*CHALLENGE:*
Go through the data and copy every line exactly, but not the images.

(Figure data in JSON)

▬▬▬

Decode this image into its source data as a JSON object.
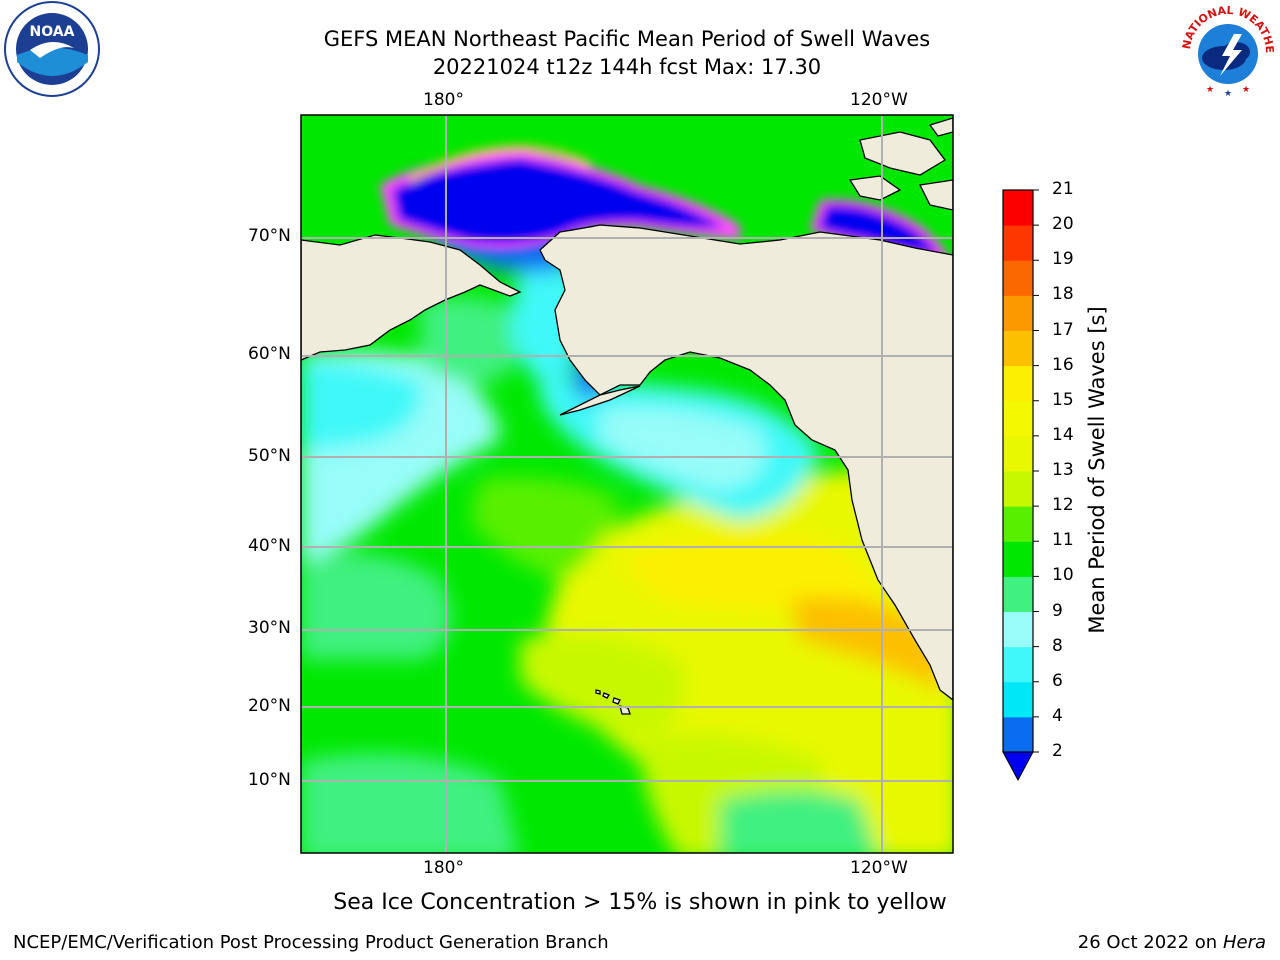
{
  "title": {
    "line1": "GEFS MEAN Northeast Pacific Mean Period of Swell Waves",
    "line2": "20221024 t12z 144h fcst   Max: 17.30"
  },
  "map": {
    "lon_top_labels": [
      "180°",
      "120°W"
    ],
    "lon_bottom_labels": [
      "180°",
      "120°W"
    ],
    "lat_labels": [
      "70°N",
      "60°N",
      "50°N",
      "40°N",
      "30°N",
      "20°N",
      "10°N"
    ],
    "gridlines": true,
    "land_color": "#efecdc"
  },
  "colorbar": {
    "title": "Mean Period of Swell Waves [s]",
    "ticks": [
      "2",
      "4",
      "6",
      "8",
      "9",
      "10",
      "11",
      "12",
      "13",
      "14",
      "15",
      "16",
      "17",
      "18",
      "19",
      "20",
      "21"
    ],
    "colors": [
      "#0a6cf0",
      "#00e8f8",
      "#40f8f8",
      "#98fcf8",
      "#40f080",
      "#00e800",
      "#58f000",
      "#c8f800",
      "#e8f800",
      "#f4f800",
      "#fcf000",
      "#fcc000",
      "#fc9800",
      "#fc6800",
      "#fc3800",
      "#fc0000"
    ],
    "under_color": "#0000f0"
  },
  "note": "Sea Ice Concentration > 15% is shown in pink to yellow",
  "footer": {
    "left": "NCEP/EMC/Verification Post Processing Product Generation Branch",
    "date": "26 Oct 2022 on",
    "system": "Hera"
  },
  "logos": {
    "noaa_text": "NOAA",
    "nws_text": "NATIONAL WEATHER SERVICE"
  }
}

▬▬▬

*COMPLETE OUTPUT:*
Decode this image into its source data as a JSON object.
{
  "title": {
    "line1": "GEFS MEAN Northeast Pacific Mean Period of Swell Waves",
    "line2": "20221024 t12z 144h fcst   Max: 17.30"
  },
  "map": {
    "lon_top_labels": [
      "180°",
      "120°W"
    ],
    "lon_bottom_labels": [
      "180°",
      "120°W"
    ],
    "lat_labels": [
      "70°N",
      "60°N",
      "50°N",
      "40°N",
      "30°N",
      "20°N",
      "10°N"
    ],
    "gridlines": true,
    "land_color": "#efecdc"
  },
  "colorbar": {
    "title": "Mean Period of Swell Waves [s]",
    "ticks": [
      "2",
      "4",
      "6",
      "8",
      "9",
      "10",
      "11",
      "12",
      "13",
      "14",
      "15",
      "16",
      "17",
      "18",
      "19",
      "20",
      "21"
    ],
    "colors": [
      "#0a6cf0",
      "#00e8f8",
      "#40f8f8",
      "#98fcf8",
      "#40f080",
      "#00e800",
      "#58f000",
      "#c8f800",
      "#e8f800",
      "#f4f800",
      "#fcf000",
      "#fcc000",
      "#fc9800",
      "#fc6800",
      "#fc3800",
      "#fc0000"
    ],
    "under_color": "#0000f0"
  },
  "note": "Sea Ice Concentration > 15% is shown in pink to yellow",
  "footer": {
    "left": "NCEP/EMC/Verification Post Processing Product Generation Branch",
    "date": "26 Oct 2022 on",
    "system": "Hera"
  },
  "logos": {
    "noaa_text": "NOAA",
    "nws_text": "NATIONAL WEATHER SERVICE"
  }
}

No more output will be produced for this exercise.